= REQUIREMENT =
Transcribe the whole listing below without changing a word, but leave out every image.

[Extracts from a graphics dataset]
********

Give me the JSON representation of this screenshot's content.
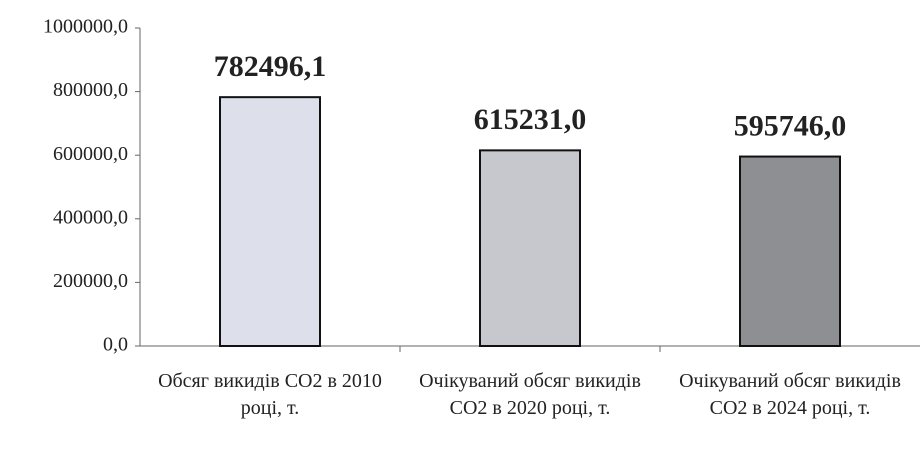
{
  "chart_data": {
    "type": "bar",
    "categories": [
      "Обсяг викидів CO2 в 2010 році, т.",
      "Очікуваний обсяг викидів CO2 в 2020 році, т.",
      "Очікуваний обсяг викидів CO2 в 2024 році, т."
    ],
    "values": [
      782496.1,
      615231.0,
      595746.0
    ],
    "value_labels": [
      "782496,1",
      "615231,0",
      "595746,0"
    ],
    "colors": [
      "#dde0ea",
      "#c6c8cd",
      "#8e8f93"
    ],
    "ylim": [
      0,
      1000000
    ],
    "yticks": [
      {
        "value": 0,
        "label": "0,0"
      },
      {
        "value": 200000,
        "label": "200000,0"
      },
      {
        "value": 400000,
        "label": "400000,0"
      },
      {
        "value": 600000,
        "label": "600000,0"
      },
      {
        "value": 800000,
        "label": "800000,0"
      },
      {
        "value": 1000000,
        "label": "1000000,0"
      }
    ]
  }
}
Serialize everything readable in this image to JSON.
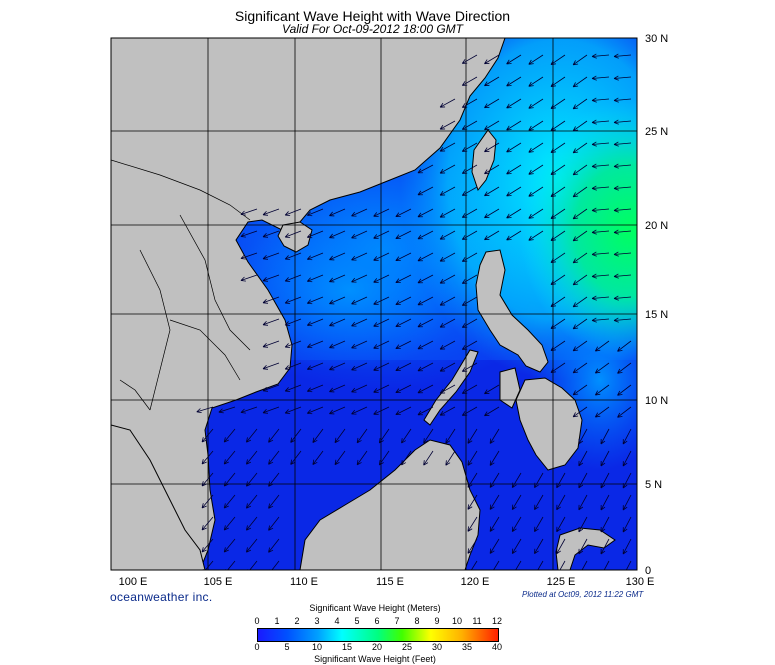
{
  "title": "Significant Wave Height with Wave Direction",
  "subtitle": "Valid For Oct-09-2012 18:00 GMT",
  "map": {
    "lon_range": [
      100,
      130
    ],
    "lat_range": [
      0,
      30
    ],
    "lon_labels": [
      "100 E",
      "105 E",
      "110 E",
      "115 E",
      "120 E",
      "125 E",
      "130 E"
    ],
    "lat_labels": [
      "30 N",
      "25 N",
      "20 N",
      "15 N",
      "10 N",
      "5 N",
      "0"
    ],
    "land_color": "#c0c0c0",
    "grid": true
  },
  "branding": "oceanweather inc.",
  "plotted": "Plotted at Oct09, 2012 11:22 GMT",
  "legend": {
    "meters_title": "Significant Wave Height (Meters)",
    "feet_title": "Significant Wave Height (Feet)",
    "meters_ticks": [
      "0",
      "1",
      "2",
      "3",
      "4",
      "5",
      "6",
      "7",
      "8",
      "9",
      "10",
      "11",
      "12"
    ],
    "feet_ticks": [
      "0",
      "5",
      "10",
      "15",
      "20",
      "25",
      "30",
      "35",
      "40"
    ],
    "colors": [
      "#1a1aff",
      "#0050ff",
      "#00a0ff",
      "#00ffff",
      "#00ff80",
      "#40ff00",
      "#ffff00",
      "#ffb000",
      "#ff2000"
    ]
  }
}
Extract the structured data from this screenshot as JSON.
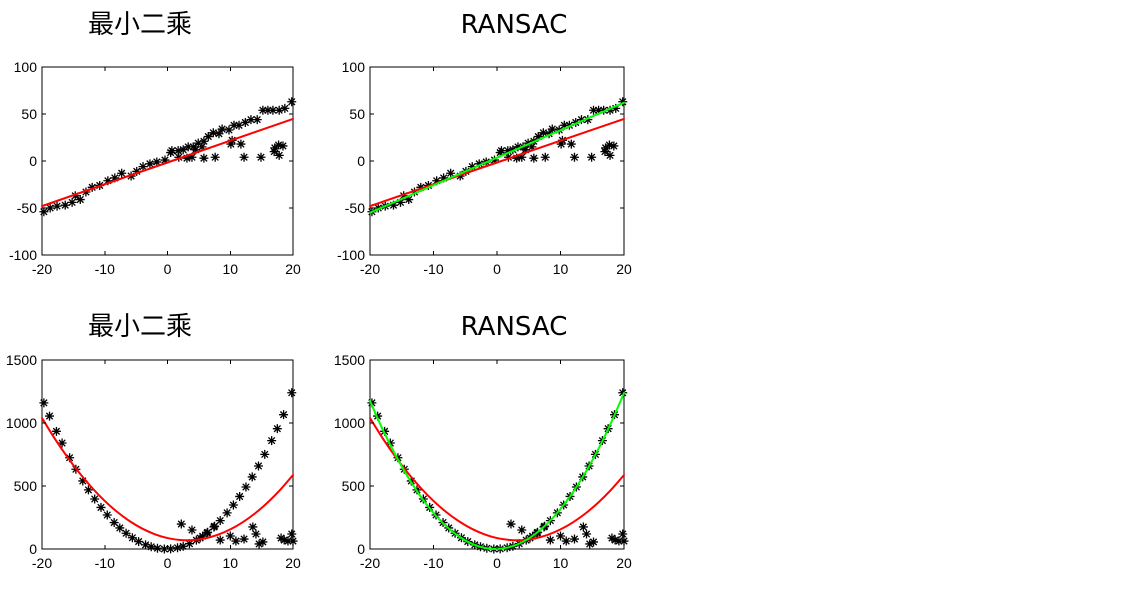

********

= TASK RESPONSE =
Give me the JSON representation of this screenshot's content.
{
  "chart_data": {
    "type": "bar",
    "categories": [
      "Обсяг викидів CO2 в 2010 році, т.",
      "Очікуваний обсяг викидів CO2 в 2020 році, т.",
      "Очікуваний обсяг викидів CO2 в 2024 році, т."
    ],
    "values": [
      782496.1,
      615231.0,
      595746.0
    ],
    "value_labels": [
      "782496,1",
      "615231,0",
      "595746,0"
    ],
    "colors": [
      "#dde0ea",
      "#c6c8cd",
      "#8e8f93"
    ],
    "ylim": [
      0,
      1000000
    ],
    "yticks": [
      {
        "value": 0,
        "label": "0,0"
      },
      {
        "value": 200000,
        "label": "200000,0"
      },
      {
        "value": 400000,
        "label": "400000,0"
      },
      {
        "value": 600000,
        "label": "600000,0"
      },
      {
        "value": 800000,
        "label": "800000,0"
      },
      {
        "value": 1000000,
        "label": "1000000,0"
      }
    ]
  }
}
Serialize everything readable in this image to JSON.
{
  "title": "Significant Wave Height with Wave Direction",
  "subtitle": "Valid For Oct-09-2012 18:00 GMT",
  "map": {
    "lon_range": [
      100,
      130
    ],
    "lat_range": [
      0,
      30
    ],
    "lon_labels": [
      "100 E",
      "105 E",
      "110 E",
      "115 E",
      "120 E",
      "125 E",
      "130 E"
    ],
    "lat_labels": [
      "30 N",
      "25 N",
      "20 N",
      "15 N",
      "10 N",
      "5 N",
      "0"
    ],
    "land_color": "#c0c0c0",
    "grid": true
  },
  "branding": "oceanweather inc.",
  "plotted": "Plotted at Oct09, 2012 11:22 GMT",
  "legend": {
    "meters_title": "Significant Wave Height (Meters)",
    "feet_title": "Significant Wave Height (Feet)",
    "meters_ticks": [
      "0",
      "1",
      "2",
      "3",
      "4",
      "5",
      "6",
      "7",
      "8",
      "9",
      "10",
      "11",
      "12"
    ],
    "feet_ticks": [
      "0",
      "5",
      "10",
      "15",
      "20",
      "25",
      "30",
      "35",
      "40"
    ],
    "colors": [
      "#1a1aff",
      "#0050ff",
      "#00a0ff",
      "#00ffff",
      "#00ff80",
      "#40ff00",
      "#ffff00",
      "#ffb000",
      "#ff2000"
    ]
  }
}
Extract the structured data from this screenshot as JSON.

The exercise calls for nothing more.